**Extracted data entries:**

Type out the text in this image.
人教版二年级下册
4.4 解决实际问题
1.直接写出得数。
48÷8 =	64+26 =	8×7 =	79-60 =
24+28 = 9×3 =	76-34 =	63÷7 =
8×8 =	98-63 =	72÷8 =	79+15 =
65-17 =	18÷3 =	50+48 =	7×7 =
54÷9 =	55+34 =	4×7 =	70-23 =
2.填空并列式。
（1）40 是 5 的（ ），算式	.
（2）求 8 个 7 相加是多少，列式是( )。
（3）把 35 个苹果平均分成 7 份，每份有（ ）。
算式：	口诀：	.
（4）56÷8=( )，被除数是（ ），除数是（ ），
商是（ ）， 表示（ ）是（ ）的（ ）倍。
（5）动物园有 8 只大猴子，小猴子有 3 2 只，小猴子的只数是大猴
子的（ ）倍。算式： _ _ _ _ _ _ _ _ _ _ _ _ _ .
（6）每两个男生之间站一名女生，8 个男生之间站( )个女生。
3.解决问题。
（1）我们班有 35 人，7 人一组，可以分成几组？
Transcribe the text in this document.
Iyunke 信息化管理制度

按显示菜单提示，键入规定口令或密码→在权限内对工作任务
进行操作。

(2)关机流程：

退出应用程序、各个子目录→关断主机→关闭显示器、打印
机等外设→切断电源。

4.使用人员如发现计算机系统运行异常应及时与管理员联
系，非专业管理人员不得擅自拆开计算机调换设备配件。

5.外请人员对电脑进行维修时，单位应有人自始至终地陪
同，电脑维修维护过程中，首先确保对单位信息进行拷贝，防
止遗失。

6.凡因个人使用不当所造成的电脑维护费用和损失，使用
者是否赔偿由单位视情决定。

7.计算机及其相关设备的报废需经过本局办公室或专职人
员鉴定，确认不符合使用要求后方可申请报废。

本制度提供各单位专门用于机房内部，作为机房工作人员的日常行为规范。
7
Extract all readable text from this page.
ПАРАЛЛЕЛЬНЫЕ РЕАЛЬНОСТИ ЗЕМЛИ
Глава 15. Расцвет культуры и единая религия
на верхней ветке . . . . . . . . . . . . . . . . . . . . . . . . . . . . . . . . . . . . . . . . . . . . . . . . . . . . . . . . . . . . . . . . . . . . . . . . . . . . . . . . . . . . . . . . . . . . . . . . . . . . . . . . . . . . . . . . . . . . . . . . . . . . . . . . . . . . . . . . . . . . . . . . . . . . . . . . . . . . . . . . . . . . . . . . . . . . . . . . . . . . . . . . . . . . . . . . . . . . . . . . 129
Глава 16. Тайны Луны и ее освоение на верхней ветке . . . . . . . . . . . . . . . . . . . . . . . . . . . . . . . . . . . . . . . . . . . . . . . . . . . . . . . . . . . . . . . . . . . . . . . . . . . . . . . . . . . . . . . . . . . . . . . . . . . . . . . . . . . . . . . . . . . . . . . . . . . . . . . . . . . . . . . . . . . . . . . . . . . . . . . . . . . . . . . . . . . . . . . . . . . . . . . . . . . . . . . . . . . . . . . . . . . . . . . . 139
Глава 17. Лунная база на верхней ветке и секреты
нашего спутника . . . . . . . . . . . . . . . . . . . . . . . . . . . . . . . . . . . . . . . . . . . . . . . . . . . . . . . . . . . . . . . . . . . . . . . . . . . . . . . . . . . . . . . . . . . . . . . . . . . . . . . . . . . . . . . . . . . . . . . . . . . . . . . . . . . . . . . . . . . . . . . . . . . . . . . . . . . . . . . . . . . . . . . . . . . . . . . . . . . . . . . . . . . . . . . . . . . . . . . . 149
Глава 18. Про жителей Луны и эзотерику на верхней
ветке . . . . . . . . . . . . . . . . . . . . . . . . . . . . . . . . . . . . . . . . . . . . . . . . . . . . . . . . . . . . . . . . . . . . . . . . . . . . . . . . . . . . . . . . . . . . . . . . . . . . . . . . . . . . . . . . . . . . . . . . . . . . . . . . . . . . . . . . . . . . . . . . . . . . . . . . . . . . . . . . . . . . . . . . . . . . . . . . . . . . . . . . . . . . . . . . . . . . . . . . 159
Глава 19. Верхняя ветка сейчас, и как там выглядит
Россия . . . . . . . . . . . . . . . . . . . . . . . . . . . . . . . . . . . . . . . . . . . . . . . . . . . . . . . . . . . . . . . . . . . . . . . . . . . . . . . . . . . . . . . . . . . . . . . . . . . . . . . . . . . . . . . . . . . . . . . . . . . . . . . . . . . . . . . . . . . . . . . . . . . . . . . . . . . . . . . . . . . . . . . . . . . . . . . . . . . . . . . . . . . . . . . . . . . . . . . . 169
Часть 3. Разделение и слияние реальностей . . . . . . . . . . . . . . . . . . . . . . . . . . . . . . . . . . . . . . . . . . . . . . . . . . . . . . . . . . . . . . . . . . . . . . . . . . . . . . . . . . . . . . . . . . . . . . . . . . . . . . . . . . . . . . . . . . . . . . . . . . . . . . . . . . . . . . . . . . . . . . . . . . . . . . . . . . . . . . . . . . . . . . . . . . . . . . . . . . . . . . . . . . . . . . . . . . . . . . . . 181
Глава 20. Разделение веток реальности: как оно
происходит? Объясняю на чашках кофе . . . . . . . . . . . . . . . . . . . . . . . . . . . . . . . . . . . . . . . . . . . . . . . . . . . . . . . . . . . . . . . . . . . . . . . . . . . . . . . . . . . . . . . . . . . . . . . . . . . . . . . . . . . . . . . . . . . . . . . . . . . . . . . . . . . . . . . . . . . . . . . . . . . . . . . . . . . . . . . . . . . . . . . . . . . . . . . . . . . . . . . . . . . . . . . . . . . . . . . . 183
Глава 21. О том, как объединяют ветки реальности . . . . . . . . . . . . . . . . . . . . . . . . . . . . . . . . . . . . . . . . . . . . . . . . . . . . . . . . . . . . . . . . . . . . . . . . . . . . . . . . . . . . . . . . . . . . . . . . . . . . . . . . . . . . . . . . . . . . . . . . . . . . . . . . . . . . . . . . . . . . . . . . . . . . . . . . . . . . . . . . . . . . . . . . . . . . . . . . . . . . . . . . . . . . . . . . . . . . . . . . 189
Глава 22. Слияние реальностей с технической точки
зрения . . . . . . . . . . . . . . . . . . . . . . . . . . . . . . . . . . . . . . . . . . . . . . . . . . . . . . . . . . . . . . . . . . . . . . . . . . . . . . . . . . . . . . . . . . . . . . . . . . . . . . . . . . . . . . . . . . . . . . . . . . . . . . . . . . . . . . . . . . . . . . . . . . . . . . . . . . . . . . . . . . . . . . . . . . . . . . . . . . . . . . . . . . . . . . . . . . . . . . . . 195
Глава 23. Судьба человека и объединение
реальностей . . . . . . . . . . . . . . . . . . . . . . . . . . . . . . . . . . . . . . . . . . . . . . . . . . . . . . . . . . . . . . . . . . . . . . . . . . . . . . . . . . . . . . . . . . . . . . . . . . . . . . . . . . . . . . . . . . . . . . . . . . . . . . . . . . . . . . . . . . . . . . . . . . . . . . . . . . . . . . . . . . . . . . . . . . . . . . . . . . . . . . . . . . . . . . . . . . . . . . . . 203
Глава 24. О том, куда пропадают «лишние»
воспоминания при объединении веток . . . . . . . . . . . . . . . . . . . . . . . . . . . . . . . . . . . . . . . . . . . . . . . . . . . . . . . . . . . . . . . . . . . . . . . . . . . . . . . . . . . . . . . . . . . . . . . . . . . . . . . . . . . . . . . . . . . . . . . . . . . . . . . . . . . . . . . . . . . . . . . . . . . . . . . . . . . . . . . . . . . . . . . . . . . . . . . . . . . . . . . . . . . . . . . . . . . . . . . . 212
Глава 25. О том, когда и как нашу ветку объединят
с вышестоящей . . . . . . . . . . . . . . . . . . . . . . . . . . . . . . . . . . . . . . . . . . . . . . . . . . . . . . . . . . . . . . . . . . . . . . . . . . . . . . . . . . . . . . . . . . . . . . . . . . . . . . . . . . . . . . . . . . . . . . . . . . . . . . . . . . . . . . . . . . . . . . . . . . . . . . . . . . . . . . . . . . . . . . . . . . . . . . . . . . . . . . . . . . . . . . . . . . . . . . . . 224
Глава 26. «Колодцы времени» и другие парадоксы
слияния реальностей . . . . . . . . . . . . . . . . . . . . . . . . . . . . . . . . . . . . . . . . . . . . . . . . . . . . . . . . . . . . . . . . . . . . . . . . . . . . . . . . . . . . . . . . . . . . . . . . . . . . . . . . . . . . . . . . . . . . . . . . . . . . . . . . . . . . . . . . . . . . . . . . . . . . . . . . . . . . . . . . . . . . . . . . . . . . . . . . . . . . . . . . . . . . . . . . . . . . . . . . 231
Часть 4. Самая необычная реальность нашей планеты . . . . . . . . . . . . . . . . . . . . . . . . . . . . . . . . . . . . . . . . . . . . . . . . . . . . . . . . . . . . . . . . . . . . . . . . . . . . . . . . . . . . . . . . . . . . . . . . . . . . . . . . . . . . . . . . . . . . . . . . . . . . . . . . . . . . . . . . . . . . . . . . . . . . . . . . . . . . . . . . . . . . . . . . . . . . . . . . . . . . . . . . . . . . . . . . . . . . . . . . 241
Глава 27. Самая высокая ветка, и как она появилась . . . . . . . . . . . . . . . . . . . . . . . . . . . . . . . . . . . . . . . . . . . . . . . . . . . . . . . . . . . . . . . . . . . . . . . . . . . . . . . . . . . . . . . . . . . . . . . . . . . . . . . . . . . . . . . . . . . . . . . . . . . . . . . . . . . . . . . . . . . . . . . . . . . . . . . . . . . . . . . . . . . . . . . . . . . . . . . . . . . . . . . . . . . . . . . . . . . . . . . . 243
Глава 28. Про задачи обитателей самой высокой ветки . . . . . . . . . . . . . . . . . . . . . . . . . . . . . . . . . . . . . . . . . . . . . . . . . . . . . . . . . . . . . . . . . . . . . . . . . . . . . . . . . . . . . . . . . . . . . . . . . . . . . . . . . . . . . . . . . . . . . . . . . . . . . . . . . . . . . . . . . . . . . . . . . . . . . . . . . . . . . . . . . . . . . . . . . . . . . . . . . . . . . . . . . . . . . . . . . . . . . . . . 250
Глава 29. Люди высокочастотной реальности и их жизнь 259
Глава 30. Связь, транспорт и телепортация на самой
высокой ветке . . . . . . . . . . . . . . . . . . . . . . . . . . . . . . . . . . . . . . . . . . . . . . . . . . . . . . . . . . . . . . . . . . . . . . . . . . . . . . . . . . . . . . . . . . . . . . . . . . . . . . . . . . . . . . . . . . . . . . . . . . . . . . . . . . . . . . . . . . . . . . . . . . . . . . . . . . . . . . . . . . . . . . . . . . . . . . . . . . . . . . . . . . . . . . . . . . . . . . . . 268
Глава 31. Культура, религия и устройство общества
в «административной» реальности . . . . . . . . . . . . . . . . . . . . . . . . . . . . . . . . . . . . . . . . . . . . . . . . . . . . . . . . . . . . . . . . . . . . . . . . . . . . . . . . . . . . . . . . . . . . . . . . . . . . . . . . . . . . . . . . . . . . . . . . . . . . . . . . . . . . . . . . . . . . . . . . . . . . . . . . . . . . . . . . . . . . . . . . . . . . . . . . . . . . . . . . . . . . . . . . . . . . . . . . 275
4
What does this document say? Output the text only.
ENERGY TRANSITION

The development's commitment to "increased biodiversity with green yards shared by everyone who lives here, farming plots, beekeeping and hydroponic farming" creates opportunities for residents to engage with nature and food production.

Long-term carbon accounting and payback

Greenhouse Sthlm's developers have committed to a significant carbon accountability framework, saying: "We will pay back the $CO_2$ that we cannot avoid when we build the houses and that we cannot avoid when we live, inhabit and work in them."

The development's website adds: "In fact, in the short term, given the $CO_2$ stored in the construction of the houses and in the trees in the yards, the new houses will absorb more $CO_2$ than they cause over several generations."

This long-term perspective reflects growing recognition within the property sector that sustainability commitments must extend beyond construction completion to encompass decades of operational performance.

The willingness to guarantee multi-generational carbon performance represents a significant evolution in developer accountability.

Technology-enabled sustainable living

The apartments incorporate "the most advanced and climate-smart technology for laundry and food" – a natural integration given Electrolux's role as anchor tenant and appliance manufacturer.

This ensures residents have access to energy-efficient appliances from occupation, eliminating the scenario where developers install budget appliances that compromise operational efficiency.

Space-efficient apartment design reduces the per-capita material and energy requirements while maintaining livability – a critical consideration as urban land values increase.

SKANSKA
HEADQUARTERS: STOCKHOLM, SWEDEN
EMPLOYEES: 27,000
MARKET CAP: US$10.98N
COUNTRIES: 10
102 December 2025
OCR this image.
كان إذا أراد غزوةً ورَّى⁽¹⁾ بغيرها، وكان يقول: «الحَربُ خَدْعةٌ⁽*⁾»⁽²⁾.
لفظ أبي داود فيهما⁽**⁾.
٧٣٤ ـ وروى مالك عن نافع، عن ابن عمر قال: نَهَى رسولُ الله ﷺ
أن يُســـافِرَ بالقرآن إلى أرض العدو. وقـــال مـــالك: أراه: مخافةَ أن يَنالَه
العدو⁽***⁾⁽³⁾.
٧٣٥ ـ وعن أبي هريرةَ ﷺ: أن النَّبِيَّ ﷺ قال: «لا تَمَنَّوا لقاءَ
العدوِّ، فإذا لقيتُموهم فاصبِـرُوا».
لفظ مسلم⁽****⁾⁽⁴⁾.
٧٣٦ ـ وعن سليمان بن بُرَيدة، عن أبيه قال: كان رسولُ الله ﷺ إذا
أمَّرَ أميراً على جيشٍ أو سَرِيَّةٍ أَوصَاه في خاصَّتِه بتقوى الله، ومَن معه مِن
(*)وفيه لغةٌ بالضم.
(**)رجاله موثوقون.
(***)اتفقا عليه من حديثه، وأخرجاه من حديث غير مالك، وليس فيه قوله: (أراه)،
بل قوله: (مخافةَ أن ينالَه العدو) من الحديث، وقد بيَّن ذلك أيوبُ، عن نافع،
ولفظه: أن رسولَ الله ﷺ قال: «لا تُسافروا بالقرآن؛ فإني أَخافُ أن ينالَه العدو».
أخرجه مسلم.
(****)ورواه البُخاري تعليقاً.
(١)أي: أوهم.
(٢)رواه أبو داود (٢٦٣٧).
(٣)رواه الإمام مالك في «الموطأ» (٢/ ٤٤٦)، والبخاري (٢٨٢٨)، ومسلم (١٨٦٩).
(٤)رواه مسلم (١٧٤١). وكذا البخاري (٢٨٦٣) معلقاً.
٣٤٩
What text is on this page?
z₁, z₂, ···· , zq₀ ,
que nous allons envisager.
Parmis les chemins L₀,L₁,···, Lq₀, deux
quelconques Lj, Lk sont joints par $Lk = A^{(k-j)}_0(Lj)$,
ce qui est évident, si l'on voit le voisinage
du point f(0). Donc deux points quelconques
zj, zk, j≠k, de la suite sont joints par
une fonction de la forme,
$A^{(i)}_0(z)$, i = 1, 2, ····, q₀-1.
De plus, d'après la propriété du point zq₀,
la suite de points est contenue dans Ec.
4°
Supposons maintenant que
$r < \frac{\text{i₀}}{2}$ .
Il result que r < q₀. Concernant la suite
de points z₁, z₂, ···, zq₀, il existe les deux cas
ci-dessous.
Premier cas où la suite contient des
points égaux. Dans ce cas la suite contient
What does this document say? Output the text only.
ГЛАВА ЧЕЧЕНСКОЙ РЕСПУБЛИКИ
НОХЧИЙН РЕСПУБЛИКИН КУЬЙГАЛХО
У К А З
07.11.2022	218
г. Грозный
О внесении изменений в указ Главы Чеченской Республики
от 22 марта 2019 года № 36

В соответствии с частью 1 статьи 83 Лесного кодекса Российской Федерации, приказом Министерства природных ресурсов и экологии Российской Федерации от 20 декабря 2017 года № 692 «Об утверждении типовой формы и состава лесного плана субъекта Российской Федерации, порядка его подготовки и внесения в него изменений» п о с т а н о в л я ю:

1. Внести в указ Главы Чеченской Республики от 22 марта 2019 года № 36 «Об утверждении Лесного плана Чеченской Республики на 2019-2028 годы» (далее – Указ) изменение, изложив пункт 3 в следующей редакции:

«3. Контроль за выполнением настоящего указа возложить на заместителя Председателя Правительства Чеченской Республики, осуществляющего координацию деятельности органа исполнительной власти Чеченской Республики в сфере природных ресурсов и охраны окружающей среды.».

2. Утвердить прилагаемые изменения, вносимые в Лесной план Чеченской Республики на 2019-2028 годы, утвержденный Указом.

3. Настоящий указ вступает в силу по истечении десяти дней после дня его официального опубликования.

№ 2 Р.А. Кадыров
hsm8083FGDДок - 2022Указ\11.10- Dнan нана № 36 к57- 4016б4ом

**Given request:** Working from the listing above, pick out every line that has "deux" and copy it.

**Written solution:**
Parmis les chemins L₀,L₁,···, Lq₀, deux
du point f(0). Donc deux points quelconques
de points z₁, z₂, ···, zq₀, il existe les deux cas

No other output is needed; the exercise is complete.